DIRECTIVE >>
Go through the entries below and collect each line with the string "values" in it.

Dataset items:
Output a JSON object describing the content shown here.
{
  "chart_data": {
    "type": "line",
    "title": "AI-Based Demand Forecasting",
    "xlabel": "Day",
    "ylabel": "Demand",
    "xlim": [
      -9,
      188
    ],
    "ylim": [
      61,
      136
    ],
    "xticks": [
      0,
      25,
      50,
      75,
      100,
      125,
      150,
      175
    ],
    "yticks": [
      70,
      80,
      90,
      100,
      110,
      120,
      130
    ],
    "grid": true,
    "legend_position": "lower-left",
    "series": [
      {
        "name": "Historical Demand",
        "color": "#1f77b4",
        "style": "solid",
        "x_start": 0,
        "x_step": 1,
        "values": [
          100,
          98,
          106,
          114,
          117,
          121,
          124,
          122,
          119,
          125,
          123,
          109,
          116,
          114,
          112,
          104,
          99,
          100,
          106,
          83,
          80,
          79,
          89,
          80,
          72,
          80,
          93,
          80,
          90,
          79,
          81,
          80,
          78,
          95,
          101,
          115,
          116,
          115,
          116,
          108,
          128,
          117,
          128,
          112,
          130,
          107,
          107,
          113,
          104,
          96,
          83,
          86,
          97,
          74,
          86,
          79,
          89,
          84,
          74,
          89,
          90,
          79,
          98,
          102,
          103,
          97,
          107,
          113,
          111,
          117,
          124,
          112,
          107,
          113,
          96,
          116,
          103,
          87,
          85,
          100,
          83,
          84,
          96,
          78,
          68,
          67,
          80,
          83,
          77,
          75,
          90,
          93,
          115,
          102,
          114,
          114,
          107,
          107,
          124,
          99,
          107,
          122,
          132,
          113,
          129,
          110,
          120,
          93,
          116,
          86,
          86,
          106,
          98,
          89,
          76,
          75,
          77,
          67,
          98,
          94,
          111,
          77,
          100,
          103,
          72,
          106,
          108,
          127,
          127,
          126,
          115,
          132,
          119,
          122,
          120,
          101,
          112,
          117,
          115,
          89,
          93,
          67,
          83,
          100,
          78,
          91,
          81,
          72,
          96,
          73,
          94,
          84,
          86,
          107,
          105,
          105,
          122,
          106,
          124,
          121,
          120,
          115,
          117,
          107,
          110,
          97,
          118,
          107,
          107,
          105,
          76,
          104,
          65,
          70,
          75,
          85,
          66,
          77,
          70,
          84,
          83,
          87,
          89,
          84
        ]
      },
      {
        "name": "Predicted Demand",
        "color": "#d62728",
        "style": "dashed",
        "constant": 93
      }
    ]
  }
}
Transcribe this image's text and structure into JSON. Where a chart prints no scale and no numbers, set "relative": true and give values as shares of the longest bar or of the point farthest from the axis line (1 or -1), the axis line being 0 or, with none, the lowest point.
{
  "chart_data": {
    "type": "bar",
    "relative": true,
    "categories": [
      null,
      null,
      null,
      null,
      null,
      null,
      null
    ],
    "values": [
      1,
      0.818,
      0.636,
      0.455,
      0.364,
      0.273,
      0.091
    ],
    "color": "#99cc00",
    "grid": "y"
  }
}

EXERCISE OUTPUT >>
        "values": [
Transcribe this image's text and structure into JSON. Where a chart prints no scale and no numbers, set "relative": true and give values as shares of the longest bar or of the point farthest from the axis line (1 or -1), the axis line being 0 or, with none, the lowest point.
    "values": [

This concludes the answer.